(Records)

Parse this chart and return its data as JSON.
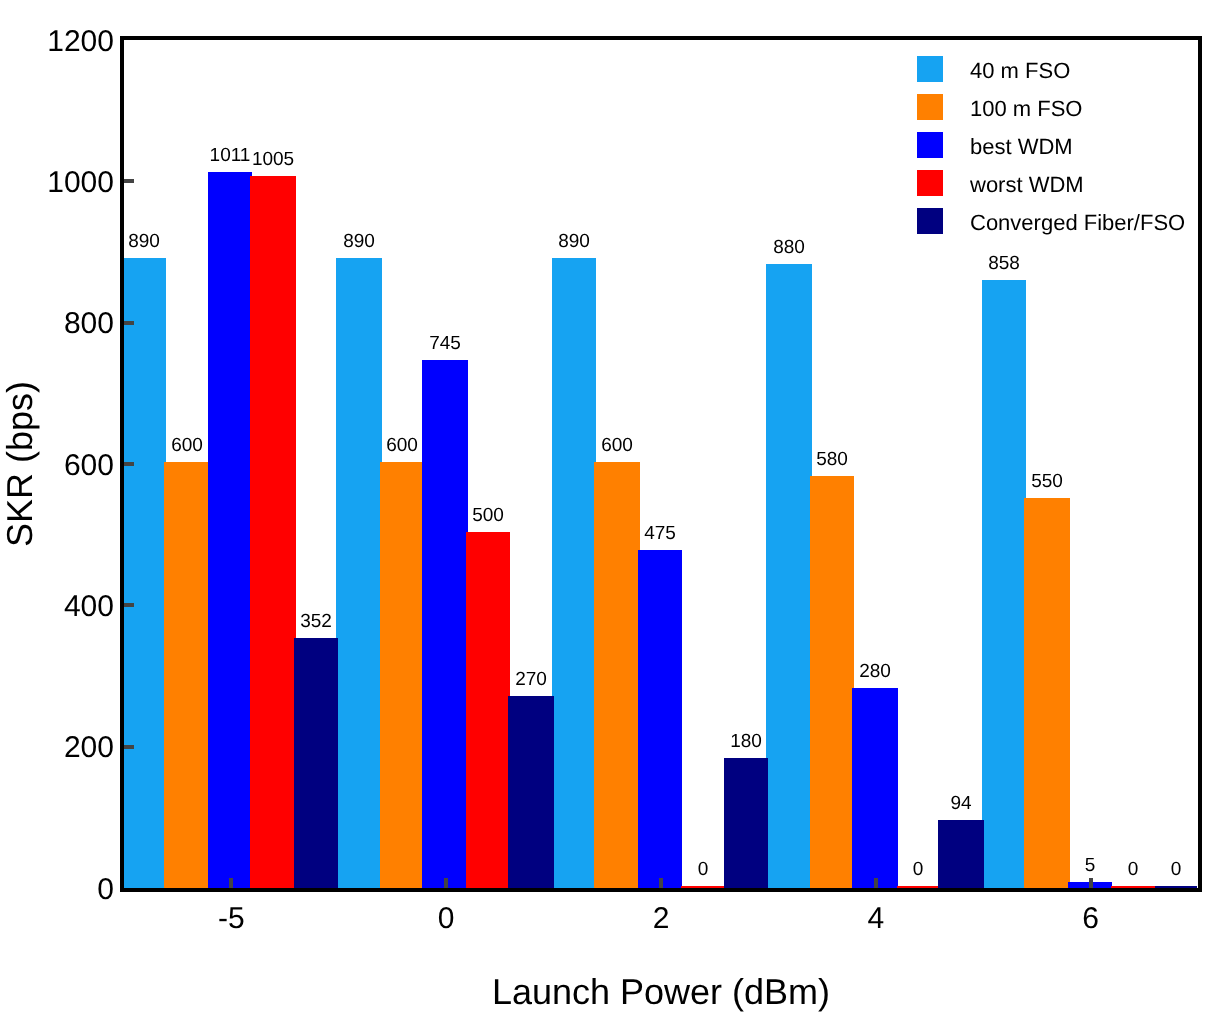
{
  "chart_data": {
    "type": "bar",
    "xlabel": "Launch Power (dBm)",
    "ylabel": "SKR (bps)",
    "categories": [
      "-5",
      "0",
      "2",
      "4",
      "6"
    ],
    "series": [
      {
        "name": "40 m FSO",
        "color": "#16a3f2",
        "values": [
          890,
          890,
          890,
          880,
          858
        ]
      },
      {
        "name": "100 m FSO",
        "color": "#ff8000",
        "values": [
          600,
          600,
          600,
          580,
          550
        ]
      },
      {
        "name": "best WDM",
        "color": "#0000ff",
        "values": [
          1011,
          745,
          475,
          280,
          5
        ]
      },
      {
        "name": "worst WDM",
        "color": "#ff0000",
        "values": [
          1005,
          500,
          0,
          0,
          0
        ]
      },
      {
        "name": "Converged Fiber/FSO",
        "color": "#000080",
        "values": [
          352,
          270,
          180,
          94,
          0
        ]
      }
    ],
    "ylim": [
      0,
      1200
    ],
    "yticks": [
      0,
      200,
      400,
      600,
      800,
      1000,
      1200
    ],
    "grid": false,
    "legend": "top right",
    "data_labels": true
  }
}
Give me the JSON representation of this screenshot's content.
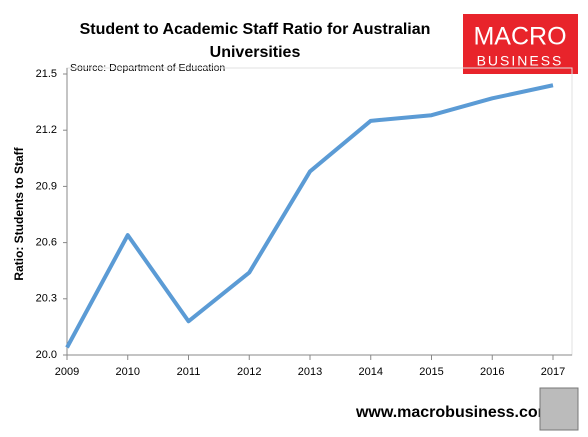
{
  "chart_data": {
    "type": "line",
    "title": "Student to Academic Staff Ratio for Australian Universities",
    "subtitle": "Source: Department of Education",
    "y_label": "Ratio: Students to Staff",
    "categories": [
      "2009",
      "2010",
      "2011",
      "2012",
      "2013",
      "2014",
      "2015",
      "2016",
      "2017"
    ],
    "values": [
      20.04,
      20.64,
      20.18,
      20.44,
      20.98,
      21.25,
      21.28,
      21.37,
      21.44
    ],
    "color": "#5b9bd5",
    "ylim": [
      20,
      21.5
    ],
    "yticks": [
      {
        "value": 20,
        "label": "20.0"
      },
      20.3,
      20.6,
      20.9,
      21.2,
      21.5
    ],
    "grid": false
  },
  "logo": {
    "line1": "MACRO",
    "line2": "BUSINESS"
  },
  "footer": "www.macrobusiness.com.au"
}
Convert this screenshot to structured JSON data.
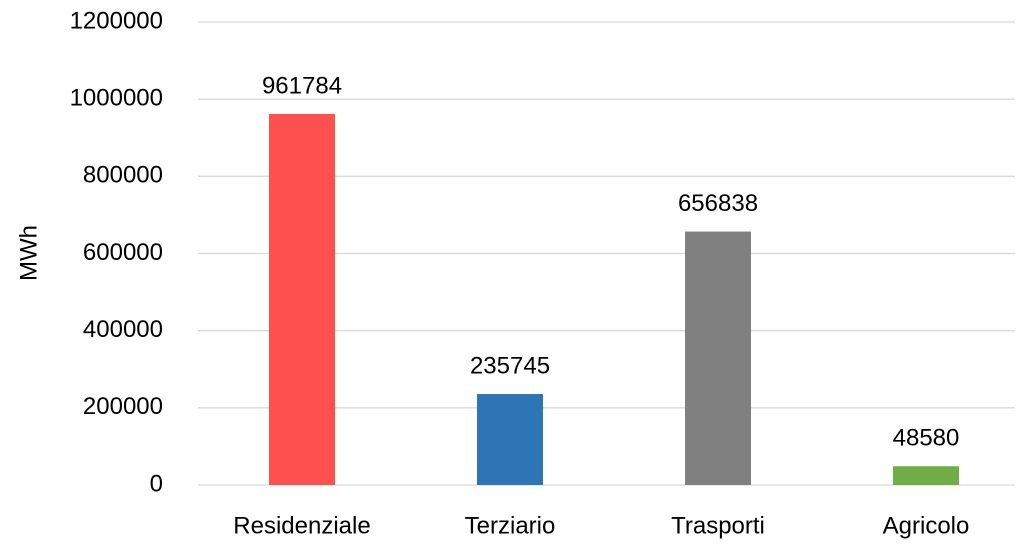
{
  "chart_data": {
    "type": "bar",
    "y_label": "MWh",
    "categories": [
      "Residenziale",
      "Terziario",
      "Trasporti",
      "Agricolo"
    ],
    "values": [
      961784,
      235745,
      656838,
      48580
    ],
    "colors": [
      "#ff5050",
      "#2e75b6",
      "#808080",
      "#70ad47"
    ],
    "ylim": [
      0,
      1200000
    ],
    "yticks": [
      0,
      200000,
      400000,
      600000,
      800000,
      1000000,
      1200000
    ],
    "grid": true
  }
}
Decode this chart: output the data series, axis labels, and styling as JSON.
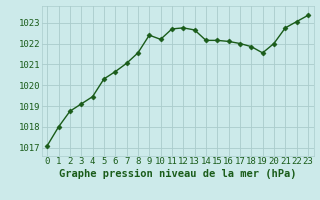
{
  "x": [
    0,
    1,
    2,
    3,
    4,
    5,
    6,
    7,
    8,
    9,
    10,
    11,
    12,
    13,
    14,
    15,
    16,
    17,
    18,
    19,
    20,
    21,
    22,
    23
  ],
  "y": [
    1017.1,
    1018.0,
    1018.75,
    1019.1,
    1019.45,
    1020.3,
    1020.65,
    1021.05,
    1021.55,
    1022.4,
    1022.2,
    1022.7,
    1022.75,
    1022.65,
    1022.15,
    1022.15,
    1022.1,
    1022.0,
    1021.85,
    1021.55,
    1022.0,
    1022.75,
    1023.05,
    1023.35
  ],
  "line_color": "#1a5c1a",
  "marker": "D",
  "marker_size": 2.5,
  "bg_color": "#cceaea",
  "grid_color": "#aacccc",
  "xlabel": "Graphe pression niveau de la mer (hPa)",
  "xlabel_fontsize": 7.5,
  "xlabel_color": "#1a5c1a",
  "ylabel_ticks": [
    1017,
    1018,
    1019,
    1020,
    1021,
    1022,
    1023
  ],
  "ylim": [
    1016.6,
    1023.8
  ],
  "xlim": [
    -0.5,
    23.5
  ],
  "tick_fontsize": 6.5,
  "tick_color": "#1a5c1a",
  "linewidth": 1.0
}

| Exercise objective |
What is the number of lines above that hold the string "this"? Answer with that number alone.

| Complete answer |
4